* _WORK TO DO_
Can you convert the entries, from their first line through the line containing "- empty-cell[interactable]: [207, 106, 216, 115]" inclusive, into a Markdown table with a Row column for the row number and a Line column for the text, omitting any blank lines?

--

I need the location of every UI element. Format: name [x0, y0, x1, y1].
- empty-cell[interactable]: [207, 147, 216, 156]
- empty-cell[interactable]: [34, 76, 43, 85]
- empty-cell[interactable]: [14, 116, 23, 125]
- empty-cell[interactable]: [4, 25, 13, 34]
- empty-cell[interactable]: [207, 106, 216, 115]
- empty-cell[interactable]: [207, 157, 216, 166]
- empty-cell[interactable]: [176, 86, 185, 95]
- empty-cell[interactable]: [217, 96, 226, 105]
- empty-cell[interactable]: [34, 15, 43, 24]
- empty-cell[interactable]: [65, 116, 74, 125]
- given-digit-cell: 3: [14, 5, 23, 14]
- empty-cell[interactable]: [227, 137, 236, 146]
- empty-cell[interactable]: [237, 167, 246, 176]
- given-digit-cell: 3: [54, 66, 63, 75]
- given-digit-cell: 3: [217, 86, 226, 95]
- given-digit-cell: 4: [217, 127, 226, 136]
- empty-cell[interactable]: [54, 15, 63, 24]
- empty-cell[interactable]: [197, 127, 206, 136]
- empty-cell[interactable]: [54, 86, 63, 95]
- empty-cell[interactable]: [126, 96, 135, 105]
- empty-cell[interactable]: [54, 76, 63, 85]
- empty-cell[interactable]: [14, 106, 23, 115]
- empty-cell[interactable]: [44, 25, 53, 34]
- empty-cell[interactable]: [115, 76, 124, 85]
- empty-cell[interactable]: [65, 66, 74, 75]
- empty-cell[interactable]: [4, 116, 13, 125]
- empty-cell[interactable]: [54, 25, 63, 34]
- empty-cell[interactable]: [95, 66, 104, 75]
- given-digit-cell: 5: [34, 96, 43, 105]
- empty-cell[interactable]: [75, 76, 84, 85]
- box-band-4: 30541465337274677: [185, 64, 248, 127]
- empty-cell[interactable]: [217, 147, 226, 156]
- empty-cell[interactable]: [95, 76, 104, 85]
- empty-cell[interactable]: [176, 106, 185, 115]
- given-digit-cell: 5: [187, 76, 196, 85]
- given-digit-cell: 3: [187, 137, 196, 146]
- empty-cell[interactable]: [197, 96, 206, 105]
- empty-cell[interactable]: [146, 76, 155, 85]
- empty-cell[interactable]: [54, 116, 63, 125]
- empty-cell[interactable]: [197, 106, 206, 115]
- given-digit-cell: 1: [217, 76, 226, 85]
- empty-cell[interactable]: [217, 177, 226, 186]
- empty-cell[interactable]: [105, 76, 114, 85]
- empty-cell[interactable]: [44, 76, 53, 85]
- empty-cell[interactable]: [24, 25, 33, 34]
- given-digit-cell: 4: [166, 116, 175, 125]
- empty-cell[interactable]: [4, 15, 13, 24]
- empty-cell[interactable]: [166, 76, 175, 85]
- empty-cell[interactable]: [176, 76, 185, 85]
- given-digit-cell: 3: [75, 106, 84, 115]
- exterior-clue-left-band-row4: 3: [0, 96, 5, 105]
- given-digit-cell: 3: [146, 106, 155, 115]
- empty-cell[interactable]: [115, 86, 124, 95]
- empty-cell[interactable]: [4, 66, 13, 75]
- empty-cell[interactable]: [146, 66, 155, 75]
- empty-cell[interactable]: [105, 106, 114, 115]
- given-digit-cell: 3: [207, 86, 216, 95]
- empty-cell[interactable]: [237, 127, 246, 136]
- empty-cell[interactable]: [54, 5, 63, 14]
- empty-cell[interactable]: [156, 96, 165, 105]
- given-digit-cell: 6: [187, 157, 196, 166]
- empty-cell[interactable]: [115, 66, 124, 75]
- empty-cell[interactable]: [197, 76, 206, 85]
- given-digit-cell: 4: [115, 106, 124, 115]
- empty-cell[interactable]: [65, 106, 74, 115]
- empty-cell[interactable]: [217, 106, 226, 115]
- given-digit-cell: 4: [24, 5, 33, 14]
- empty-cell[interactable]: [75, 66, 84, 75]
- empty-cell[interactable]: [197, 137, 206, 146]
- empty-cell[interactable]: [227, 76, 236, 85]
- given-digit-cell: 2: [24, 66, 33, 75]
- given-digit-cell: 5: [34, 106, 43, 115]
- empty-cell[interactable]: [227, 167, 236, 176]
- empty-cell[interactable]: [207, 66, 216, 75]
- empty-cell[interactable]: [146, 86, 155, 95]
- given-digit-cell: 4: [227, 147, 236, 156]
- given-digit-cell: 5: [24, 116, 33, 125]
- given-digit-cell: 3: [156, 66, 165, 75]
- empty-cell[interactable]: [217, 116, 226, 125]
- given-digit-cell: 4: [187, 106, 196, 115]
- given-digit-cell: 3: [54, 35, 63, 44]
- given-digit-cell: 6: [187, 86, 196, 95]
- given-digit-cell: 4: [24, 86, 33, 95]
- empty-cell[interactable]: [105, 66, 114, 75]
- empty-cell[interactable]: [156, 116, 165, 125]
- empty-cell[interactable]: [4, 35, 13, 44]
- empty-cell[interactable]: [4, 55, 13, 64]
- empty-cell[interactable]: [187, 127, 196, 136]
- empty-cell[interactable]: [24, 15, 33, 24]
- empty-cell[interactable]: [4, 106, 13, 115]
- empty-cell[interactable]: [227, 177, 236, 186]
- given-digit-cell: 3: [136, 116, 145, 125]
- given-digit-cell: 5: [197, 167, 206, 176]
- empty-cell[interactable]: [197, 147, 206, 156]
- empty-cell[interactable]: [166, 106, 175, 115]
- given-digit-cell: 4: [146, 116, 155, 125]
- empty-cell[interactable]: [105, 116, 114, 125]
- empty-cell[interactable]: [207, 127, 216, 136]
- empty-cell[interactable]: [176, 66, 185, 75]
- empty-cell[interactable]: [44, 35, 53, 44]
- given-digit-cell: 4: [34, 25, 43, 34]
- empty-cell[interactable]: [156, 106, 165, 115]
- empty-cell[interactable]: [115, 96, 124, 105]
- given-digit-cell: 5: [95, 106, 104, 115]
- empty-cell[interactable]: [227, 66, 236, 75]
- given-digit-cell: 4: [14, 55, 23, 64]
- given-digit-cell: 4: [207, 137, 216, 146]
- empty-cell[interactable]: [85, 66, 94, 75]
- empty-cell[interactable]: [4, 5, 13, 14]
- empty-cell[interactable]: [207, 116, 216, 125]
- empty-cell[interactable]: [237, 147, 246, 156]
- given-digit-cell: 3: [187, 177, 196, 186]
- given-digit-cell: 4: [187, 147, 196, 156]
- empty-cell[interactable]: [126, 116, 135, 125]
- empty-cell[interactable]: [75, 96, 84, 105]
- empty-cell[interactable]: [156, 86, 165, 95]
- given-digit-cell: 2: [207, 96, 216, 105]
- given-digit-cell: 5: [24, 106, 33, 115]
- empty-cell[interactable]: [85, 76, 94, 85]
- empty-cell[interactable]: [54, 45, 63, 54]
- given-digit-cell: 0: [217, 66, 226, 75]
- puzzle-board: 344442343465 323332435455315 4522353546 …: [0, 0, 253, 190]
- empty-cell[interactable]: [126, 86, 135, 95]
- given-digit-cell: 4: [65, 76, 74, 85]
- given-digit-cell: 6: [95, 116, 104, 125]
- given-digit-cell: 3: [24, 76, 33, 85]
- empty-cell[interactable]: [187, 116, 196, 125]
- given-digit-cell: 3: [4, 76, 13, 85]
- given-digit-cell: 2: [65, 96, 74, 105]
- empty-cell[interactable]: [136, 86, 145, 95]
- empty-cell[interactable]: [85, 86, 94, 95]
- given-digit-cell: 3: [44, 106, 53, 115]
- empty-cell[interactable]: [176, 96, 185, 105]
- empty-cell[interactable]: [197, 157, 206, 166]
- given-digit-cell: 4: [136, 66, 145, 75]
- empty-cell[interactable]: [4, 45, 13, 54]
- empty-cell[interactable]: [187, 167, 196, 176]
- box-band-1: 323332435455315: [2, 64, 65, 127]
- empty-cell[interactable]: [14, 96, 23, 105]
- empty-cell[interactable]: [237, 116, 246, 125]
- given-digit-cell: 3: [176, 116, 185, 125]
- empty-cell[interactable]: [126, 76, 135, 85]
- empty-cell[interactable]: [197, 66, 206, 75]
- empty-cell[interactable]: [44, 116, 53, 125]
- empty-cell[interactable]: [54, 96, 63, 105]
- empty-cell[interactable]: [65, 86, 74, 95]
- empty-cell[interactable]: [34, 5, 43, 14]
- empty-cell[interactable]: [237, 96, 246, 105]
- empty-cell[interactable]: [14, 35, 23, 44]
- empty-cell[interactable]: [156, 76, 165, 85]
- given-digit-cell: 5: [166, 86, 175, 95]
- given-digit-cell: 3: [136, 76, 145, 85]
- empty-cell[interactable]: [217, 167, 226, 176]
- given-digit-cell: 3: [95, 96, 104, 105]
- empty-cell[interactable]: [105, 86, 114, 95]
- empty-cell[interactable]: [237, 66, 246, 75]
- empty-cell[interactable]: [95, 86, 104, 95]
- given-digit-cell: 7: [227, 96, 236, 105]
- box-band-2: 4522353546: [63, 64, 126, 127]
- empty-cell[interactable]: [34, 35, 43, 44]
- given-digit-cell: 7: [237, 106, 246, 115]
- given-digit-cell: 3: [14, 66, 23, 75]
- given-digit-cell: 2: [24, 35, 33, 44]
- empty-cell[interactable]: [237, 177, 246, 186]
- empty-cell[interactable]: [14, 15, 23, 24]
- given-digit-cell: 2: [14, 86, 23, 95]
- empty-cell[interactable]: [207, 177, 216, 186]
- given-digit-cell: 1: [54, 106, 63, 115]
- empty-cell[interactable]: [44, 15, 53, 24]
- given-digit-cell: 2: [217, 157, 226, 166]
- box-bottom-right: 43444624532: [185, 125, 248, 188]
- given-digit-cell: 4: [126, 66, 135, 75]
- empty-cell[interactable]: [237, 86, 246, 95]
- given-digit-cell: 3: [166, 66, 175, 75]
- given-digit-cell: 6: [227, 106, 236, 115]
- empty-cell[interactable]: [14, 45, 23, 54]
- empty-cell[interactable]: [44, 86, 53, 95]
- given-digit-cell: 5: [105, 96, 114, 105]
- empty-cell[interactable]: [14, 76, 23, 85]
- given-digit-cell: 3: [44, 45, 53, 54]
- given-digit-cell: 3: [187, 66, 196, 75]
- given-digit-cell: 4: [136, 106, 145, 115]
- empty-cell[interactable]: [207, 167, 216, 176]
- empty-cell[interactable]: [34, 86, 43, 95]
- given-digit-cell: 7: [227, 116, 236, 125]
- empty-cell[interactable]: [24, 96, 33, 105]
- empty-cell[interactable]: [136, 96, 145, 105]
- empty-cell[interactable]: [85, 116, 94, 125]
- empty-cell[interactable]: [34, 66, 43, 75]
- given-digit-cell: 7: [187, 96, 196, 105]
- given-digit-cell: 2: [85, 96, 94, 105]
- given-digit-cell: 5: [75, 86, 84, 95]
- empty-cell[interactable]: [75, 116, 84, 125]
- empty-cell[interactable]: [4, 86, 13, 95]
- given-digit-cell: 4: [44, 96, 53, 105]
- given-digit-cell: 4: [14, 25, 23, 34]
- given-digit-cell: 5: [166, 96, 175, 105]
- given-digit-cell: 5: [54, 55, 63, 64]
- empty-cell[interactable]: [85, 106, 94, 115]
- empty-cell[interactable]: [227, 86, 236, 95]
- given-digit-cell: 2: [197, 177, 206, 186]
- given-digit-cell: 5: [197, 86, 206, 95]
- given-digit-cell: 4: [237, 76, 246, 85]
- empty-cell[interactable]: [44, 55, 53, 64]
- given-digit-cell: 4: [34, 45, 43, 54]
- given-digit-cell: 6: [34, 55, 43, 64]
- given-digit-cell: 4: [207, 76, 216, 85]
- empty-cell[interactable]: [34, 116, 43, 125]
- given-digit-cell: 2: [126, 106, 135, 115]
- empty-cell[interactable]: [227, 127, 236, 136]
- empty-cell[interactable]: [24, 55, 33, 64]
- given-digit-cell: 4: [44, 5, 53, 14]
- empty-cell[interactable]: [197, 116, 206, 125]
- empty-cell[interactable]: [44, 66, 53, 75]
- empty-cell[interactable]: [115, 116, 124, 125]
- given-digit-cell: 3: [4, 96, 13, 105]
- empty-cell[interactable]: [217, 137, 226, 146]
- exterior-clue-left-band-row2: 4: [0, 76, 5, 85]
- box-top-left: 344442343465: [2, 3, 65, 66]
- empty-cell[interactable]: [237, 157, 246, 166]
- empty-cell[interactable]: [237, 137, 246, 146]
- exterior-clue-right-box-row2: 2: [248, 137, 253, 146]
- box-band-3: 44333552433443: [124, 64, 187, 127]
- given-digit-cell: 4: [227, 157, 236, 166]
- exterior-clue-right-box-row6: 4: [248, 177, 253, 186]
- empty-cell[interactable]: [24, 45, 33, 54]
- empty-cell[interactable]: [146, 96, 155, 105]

--

* _EXPECTED OUTPUT_
| Row | Line |
|---|---|
| 1 | I need the location of every UI element. Format: name [x0, y0, x1, y1]. |
| 2 | - empty-cell[interactable]: [207, 147, 216, 156] |
| 3 | - empty-cell[interactable]: [34, 76, 43, 85] |
| 4 | - empty-cell[interactable]: [14, 116, 23, 125] |
| 5 | - empty-cell[interactable]: [4, 25, 13, 34] |
| 6 | - empty-cell[interactable]: [207, 106, 216, 115] |